- The problem: Are you able to retype all the records below exactly?

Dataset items
=====
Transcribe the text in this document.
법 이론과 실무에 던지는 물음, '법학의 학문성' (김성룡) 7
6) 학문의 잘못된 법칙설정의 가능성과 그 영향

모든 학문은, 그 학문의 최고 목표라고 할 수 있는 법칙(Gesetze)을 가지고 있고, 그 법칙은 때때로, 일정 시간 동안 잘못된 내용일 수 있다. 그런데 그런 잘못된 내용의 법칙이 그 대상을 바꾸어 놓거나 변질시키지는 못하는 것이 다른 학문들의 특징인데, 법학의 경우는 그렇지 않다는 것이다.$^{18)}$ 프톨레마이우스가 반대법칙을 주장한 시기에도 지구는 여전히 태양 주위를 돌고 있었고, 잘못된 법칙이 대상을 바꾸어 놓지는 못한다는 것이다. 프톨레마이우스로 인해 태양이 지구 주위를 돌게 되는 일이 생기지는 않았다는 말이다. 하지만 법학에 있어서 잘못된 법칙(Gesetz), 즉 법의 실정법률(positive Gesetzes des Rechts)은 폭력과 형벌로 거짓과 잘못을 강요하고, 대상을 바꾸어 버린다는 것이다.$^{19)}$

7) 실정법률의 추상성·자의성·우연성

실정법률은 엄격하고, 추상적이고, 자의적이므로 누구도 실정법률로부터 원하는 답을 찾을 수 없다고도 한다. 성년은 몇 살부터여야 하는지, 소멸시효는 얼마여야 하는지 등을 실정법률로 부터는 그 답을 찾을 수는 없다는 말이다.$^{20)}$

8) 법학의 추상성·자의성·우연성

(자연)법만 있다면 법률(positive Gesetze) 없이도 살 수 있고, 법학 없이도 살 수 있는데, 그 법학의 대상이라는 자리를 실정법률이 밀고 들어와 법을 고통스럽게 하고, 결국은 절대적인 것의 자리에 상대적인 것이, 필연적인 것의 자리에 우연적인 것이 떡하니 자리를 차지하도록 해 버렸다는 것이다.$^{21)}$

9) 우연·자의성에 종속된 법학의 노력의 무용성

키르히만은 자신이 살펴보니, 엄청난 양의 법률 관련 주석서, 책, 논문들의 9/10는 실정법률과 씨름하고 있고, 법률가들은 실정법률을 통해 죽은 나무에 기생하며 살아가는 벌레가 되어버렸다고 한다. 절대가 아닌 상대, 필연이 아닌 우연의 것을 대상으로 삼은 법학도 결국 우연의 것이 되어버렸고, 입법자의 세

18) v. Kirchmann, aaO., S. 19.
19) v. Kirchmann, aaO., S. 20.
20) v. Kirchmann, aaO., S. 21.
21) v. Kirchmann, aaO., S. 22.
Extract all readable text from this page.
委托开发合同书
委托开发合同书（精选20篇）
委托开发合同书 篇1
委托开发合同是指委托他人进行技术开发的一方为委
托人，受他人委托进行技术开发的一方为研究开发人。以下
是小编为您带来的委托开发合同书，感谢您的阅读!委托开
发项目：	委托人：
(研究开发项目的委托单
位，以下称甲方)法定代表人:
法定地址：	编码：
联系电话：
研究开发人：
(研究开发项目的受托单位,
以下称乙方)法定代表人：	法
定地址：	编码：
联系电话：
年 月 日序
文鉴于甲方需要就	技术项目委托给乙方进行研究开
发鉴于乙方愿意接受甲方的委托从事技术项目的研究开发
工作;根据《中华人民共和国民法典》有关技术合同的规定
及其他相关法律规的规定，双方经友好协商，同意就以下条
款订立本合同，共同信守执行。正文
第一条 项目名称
=====
- Finished task:
Transcribe the text in this document.
법 이론과 실무에 던지는 물음, '법학의 학문성' (김성룡) 7
6) 학문의 잘못된 법칙설정의 가능성과 그 영향

모든 학문은, 그 학문의 최고 목표라고 할 수 있는 법칙(Gesetze)을 가지고 있고, 그 법칙은 때때로, 일정 시간 동안 잘못된 내용일 수 있다. 그런데 그런 잘못된 내용의 법칙이 그 대상을 바꾸어 놓거나 변질시키지는 못하는 것이 다른 학문들의 특징인데, 법학의 경우는 그렇지 않다는 것이다.$^{18)}$ 프톨레마이우스가 반대법칙을 주장한 시기에도 지구는 여전히 태양 주위를 돌고 있었고, 잘못된 법칙이 대상을 바꾸어 놓지는 못한다는 것이다. 프톨레마이우스로 인해 태양이 지구 주위를 돌게 되는 일이 생기지는 않았다는 말이다. 하지만 법학에 있어서 잘못된 법칙(Gesetz), 즉 법의 실정법률(positive Gesetzes des Rechts)은 폭력과 형벌로 거짓과 잘못을 강요하고, 대상을 바꾸어 버린다는 것이다.$^{19)}$

7) 실정법률의 추상성·자의성·우연성

실정법률은 엄격하고, 추상적이고, 자의적이므로 누구도 실정법률로부터 원하는 답을 찾을 수 없다고도 한다. 성년은 몇 살부터여야 하는지, 소멸시효는 얼마여야 하는지 등을 실정법률로 부터는 그 답을 찾을 수는 없다는 말이다.$^{20)}$

8) 법학의 추상성·자의성·우연성

(자연)법만 있다면 법률(positive Gesetze) 없이도 살 수 있고, 법학 없이도 살 수 있는데, 그 법학의 대상이라는 자리를 실정법률이 밀고 들어와 법을 고통스럽게 하고, 결국은 절대적인 것의 자리에 상대적인 것이, 필연적인 것의 자리에 우연적인 것이 떡하니 자리를 차지하도록 해 버렸다는 것이다.$^{21)}$

9) 우연·자의성에 종속된 법학의 노력의 무용성

키르히만은 자신이 살펴보니, 엄청난 양의 법률 관련 주석서, 책, 논문들의 9/10는 실정법률과 씨름하고 있고, 법률가들은 실정법률을 통해 죽은 나무에 기생하며 살아가는 벌레가 되어버렸다고 한다. 절대가 아닌 상대, 필연이 아닌 우연의 것을 대상으로 삼은 법학도 결국 우연의 것이 되어버렸고, 입법자의 세

18) v. Kirchmann, aaO., S. 19.
19) v. Kirchmann, aaO., S. 20.
20) v. Kirchmann, aaO., S. 21.
21) v. Kirchmann, aaO., S. 22.
Extract all readable text from this page.
委托开发合同书
委托开发合同书（精选20篇）
委托开发合同书 篇1
委托开发合同是指委托他人进行技术开发的一方为委
托人，受他人委托进行技术开发的一方为研究开发人。以下
是小编为您带来的委托开发合同书，感谢您的阅读!委托开
发项目：	委托人：
(研究开发项目的委托单
位，以下称甲方)法定代表人:
法定地址：	编码：
联系电话：
研究开发人：
(研究开发项目的受托单位,
以下称乙方)法定代表人：	法
定地址：	编码：
联系电话：
年 月 日序
文鉴于甲方需要就	技术项目委托给乙方进行研究开
发鉴于乙方愿意接受甲方的委托从事技术项目的研究开发
工作;根据《中华人民共和国民法典》有关技术合同的规定
及其他相关法律规的规定，双方经友好协商，同意就以下条
款订立本合同，共同信守执行。正文
第一条 项目名称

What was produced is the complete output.